*Task data*
:::
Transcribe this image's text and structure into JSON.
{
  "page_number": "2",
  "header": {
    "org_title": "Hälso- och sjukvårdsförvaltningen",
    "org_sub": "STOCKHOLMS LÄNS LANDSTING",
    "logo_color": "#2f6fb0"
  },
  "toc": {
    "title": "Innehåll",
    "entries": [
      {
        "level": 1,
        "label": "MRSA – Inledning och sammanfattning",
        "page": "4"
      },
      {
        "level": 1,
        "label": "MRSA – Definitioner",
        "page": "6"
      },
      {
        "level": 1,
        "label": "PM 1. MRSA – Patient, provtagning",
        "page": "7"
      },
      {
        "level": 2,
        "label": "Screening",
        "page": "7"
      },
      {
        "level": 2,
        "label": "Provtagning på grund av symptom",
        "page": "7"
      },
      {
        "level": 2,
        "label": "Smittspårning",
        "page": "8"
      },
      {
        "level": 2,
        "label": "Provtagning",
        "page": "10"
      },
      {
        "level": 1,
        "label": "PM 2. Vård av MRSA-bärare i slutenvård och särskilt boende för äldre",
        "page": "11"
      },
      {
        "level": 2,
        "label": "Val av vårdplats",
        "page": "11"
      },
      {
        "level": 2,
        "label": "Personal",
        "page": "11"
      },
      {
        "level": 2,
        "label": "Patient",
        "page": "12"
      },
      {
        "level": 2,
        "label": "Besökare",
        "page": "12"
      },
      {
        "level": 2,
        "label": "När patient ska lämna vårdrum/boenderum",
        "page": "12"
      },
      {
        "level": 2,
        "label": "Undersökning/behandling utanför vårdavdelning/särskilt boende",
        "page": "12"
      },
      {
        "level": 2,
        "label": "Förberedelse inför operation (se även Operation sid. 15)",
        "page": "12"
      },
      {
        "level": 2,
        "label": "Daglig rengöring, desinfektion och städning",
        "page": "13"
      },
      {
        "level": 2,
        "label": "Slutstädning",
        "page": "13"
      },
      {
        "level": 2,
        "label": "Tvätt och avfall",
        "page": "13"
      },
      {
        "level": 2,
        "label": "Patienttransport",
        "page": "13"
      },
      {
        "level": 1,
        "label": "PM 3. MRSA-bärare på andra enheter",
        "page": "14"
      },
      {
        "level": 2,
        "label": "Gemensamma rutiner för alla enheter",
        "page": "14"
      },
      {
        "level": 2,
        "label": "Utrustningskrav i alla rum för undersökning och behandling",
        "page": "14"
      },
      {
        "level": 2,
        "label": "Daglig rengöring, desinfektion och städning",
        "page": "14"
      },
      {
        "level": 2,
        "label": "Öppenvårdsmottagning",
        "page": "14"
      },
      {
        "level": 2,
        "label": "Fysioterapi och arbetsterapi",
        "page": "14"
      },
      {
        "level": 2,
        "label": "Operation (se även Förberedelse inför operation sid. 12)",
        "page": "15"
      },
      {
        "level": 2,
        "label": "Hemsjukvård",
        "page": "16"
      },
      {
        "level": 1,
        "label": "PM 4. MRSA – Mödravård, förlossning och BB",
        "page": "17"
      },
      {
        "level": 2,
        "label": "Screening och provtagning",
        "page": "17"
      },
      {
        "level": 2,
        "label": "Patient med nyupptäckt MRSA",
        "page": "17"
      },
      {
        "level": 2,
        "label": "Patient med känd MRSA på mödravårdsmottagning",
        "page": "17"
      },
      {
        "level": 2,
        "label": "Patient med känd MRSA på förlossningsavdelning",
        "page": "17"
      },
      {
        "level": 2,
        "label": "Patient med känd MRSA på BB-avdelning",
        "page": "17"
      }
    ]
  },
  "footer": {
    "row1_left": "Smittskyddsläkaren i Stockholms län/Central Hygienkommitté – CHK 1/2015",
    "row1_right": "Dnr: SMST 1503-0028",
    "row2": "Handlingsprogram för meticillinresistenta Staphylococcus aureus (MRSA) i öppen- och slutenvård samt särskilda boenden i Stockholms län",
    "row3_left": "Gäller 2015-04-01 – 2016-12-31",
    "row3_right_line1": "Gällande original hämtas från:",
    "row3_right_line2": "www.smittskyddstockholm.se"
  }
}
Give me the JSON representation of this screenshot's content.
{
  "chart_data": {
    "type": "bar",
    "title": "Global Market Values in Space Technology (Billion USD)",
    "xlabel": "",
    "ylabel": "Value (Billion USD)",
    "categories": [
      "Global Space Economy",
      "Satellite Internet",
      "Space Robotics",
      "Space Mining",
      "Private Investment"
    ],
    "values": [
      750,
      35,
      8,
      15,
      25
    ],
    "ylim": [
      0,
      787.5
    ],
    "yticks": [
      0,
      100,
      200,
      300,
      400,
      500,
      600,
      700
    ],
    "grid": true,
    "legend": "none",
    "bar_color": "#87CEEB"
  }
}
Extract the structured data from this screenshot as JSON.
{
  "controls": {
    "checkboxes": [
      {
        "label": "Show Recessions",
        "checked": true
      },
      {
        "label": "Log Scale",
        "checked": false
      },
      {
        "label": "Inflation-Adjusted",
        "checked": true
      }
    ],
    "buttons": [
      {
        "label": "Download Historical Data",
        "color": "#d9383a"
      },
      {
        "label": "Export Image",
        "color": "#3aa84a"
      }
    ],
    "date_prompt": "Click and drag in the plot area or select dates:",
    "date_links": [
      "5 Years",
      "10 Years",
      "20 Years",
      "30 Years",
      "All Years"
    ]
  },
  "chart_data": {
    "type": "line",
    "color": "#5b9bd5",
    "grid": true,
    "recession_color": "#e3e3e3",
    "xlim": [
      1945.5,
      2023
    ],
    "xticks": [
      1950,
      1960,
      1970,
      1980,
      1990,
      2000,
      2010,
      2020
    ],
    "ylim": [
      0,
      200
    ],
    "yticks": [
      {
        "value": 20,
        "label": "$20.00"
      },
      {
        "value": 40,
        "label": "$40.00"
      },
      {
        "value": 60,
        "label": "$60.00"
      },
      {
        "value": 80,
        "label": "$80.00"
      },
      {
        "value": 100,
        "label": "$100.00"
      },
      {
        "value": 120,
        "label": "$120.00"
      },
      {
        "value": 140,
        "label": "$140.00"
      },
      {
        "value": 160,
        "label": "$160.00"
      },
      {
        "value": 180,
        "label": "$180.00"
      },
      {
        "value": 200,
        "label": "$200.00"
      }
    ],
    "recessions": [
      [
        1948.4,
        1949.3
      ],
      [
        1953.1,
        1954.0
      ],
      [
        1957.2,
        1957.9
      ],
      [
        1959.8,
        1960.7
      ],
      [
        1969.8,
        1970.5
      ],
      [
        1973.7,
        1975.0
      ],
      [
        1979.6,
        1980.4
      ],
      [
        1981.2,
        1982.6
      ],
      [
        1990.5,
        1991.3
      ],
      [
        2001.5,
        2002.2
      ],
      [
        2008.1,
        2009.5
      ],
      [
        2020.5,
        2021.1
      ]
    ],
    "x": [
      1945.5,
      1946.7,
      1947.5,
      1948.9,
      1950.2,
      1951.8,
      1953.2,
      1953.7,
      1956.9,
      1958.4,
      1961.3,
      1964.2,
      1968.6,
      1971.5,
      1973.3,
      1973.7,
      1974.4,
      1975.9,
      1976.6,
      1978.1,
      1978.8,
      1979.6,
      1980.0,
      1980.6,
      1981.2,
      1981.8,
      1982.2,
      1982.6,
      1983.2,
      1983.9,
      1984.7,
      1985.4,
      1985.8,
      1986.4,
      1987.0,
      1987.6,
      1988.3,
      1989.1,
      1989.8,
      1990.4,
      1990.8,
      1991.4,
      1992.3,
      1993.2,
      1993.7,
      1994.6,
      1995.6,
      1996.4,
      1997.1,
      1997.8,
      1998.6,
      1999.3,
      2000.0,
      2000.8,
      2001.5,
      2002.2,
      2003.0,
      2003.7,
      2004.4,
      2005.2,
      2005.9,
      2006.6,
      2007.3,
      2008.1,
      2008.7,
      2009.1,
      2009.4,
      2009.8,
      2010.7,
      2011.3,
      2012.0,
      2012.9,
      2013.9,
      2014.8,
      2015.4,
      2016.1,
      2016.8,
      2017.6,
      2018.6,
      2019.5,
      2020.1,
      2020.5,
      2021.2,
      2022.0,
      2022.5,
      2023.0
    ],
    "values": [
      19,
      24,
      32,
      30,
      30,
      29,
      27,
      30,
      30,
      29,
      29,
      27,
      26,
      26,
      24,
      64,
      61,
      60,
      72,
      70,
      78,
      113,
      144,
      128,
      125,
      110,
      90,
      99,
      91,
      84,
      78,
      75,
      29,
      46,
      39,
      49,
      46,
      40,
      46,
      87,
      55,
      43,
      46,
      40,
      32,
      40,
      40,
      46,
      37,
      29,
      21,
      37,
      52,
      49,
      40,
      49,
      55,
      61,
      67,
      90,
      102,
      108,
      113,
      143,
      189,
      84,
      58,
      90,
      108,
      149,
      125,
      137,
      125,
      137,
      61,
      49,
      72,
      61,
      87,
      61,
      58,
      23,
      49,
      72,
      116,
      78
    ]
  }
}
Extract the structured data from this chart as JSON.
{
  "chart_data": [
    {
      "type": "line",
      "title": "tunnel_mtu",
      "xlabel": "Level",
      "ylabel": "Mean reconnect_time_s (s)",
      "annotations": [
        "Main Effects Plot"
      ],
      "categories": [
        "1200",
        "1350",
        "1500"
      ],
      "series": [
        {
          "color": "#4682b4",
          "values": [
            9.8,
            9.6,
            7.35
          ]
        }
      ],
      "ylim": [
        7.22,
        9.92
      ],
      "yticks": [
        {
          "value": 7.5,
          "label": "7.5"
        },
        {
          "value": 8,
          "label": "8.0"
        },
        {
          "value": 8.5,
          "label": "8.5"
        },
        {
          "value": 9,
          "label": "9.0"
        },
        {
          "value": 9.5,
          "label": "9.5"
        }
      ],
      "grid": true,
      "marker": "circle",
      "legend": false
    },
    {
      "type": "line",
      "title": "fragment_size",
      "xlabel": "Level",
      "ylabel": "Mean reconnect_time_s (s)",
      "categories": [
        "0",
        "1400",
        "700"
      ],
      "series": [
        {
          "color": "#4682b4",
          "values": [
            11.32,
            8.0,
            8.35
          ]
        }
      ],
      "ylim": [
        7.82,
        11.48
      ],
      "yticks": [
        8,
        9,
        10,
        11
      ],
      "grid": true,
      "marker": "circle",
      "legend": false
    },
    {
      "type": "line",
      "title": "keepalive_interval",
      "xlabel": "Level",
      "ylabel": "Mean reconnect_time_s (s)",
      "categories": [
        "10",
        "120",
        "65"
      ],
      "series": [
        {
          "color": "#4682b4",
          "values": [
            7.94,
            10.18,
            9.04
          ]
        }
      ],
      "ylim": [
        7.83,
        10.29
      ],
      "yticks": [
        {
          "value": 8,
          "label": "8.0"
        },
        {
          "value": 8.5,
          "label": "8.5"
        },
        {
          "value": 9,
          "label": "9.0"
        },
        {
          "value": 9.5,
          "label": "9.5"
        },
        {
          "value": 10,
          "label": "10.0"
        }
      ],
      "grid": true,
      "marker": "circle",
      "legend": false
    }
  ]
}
:::
*Exercise details*
Filter the listing above for the string "this" and copy every matching line.

*Solution*
Transcribe this image's text and structure into JSON.
Give me the JSON representation of this screenshot's content.
Extract the structured data from this screenshot as JSON.
Extract the structured data from this chart as JSON.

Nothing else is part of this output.